• _Exercise instructions_: Each entry that follows is to be retyped exactly. Pictures do not belong in the copy.

• _Data provided_:
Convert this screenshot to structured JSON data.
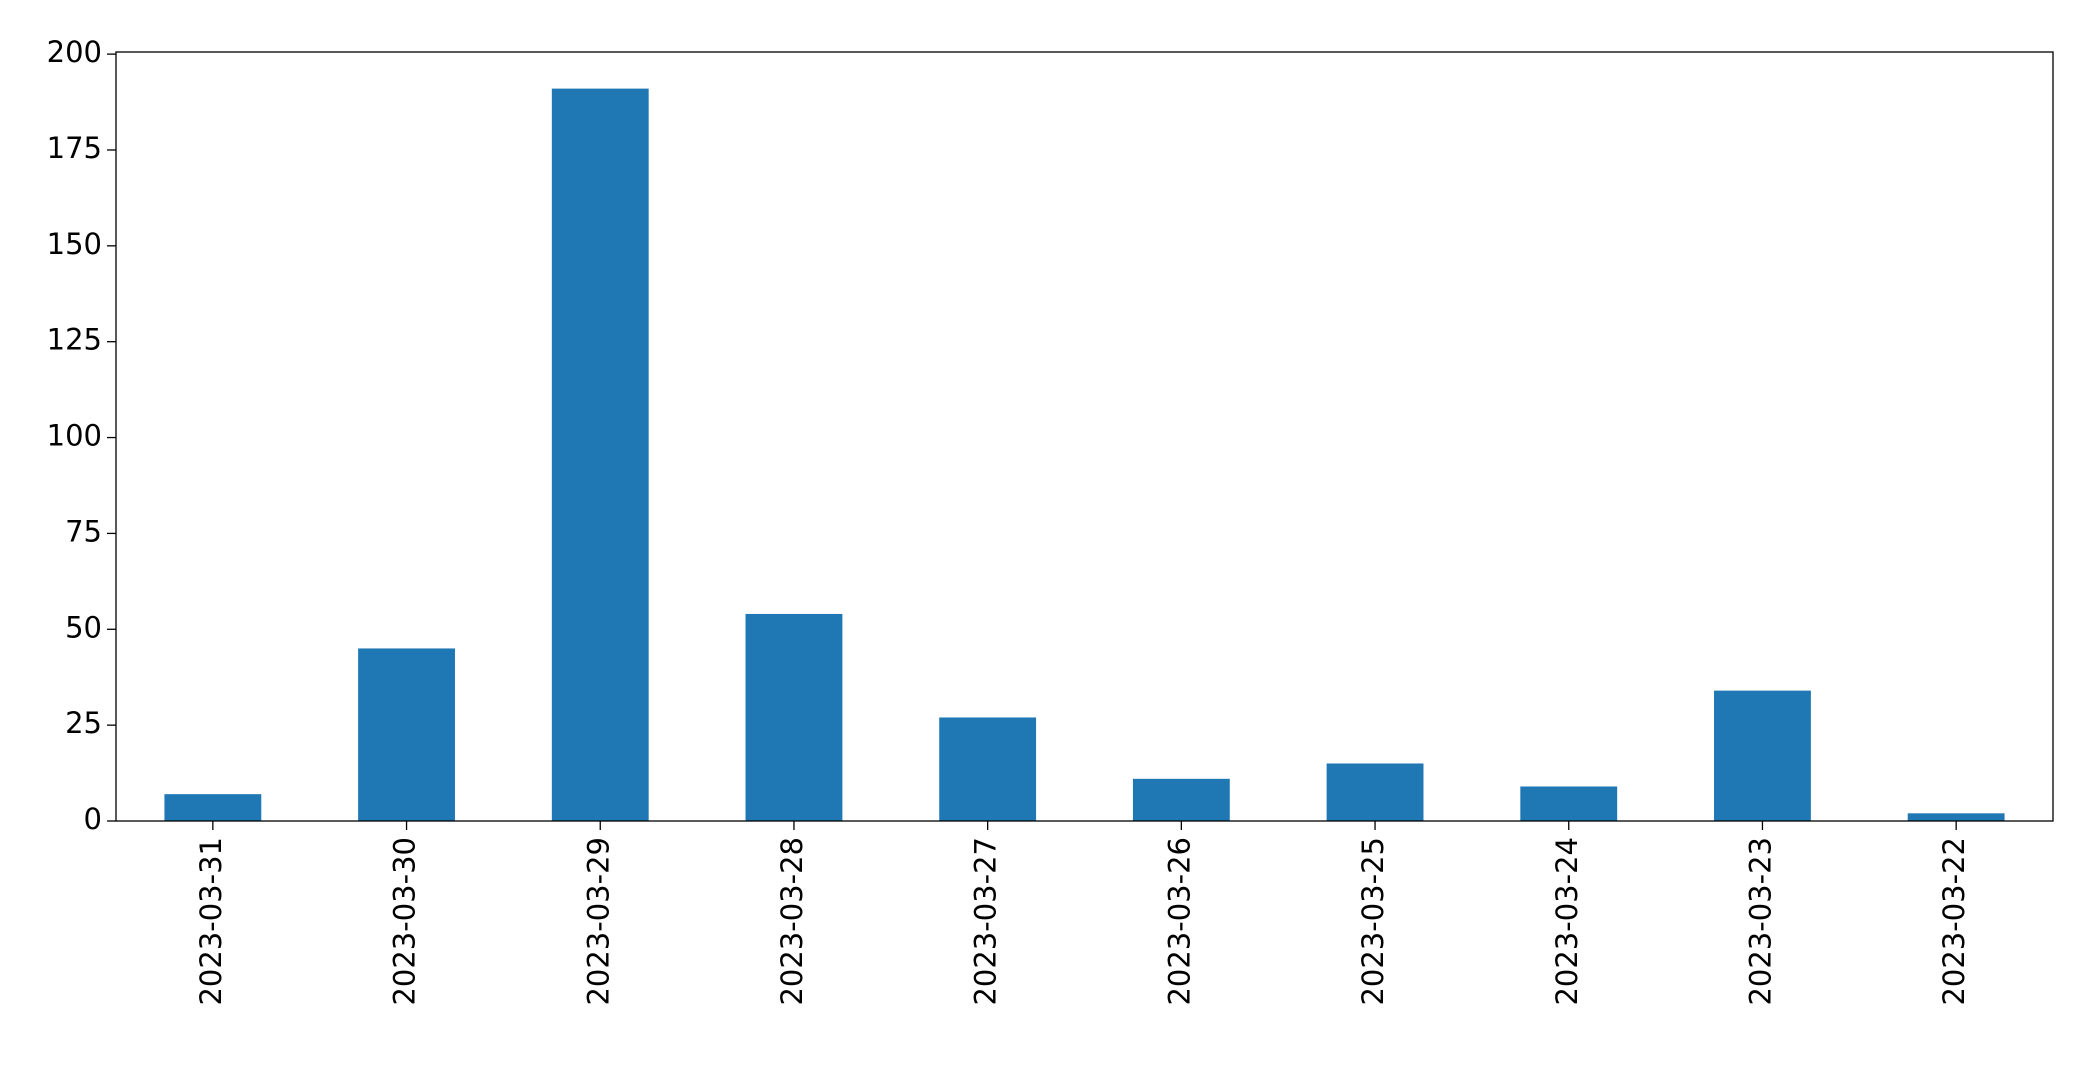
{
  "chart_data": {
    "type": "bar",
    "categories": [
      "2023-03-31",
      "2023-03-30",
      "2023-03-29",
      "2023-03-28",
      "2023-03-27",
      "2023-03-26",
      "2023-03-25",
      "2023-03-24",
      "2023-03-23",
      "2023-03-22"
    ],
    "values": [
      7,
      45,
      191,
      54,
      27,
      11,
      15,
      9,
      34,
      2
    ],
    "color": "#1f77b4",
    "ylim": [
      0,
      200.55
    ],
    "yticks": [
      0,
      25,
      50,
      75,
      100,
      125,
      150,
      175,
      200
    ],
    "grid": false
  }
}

• _Final answer_:
Convert this screenshot to structured JSON data.
{
  "chart_data": {
    "type": "bar",
    "categories": [
      "2023-03-31",
      "2023-03-30",
      "2023-03-29",
      "2023-03-28",
      "2023-03-27",
      "2023-03-26",
      "2023-03-25",
      "2023-03-24",
      "2023-03-23",
      "2023-03-22"
    ],
    "values": [
      7,
      45,
      191,
      54,
      27,
      11,
      15,
      9,
      34,
      2
    ],
    "color": "#1f77b4",
    "ylim": [
      0,
      200.55
    ],
    "yticks": [
      0,
      25,
      50,
      75,
      100,
      125,
      150,
      175,
      200
    ],
    "grid": false
  }
}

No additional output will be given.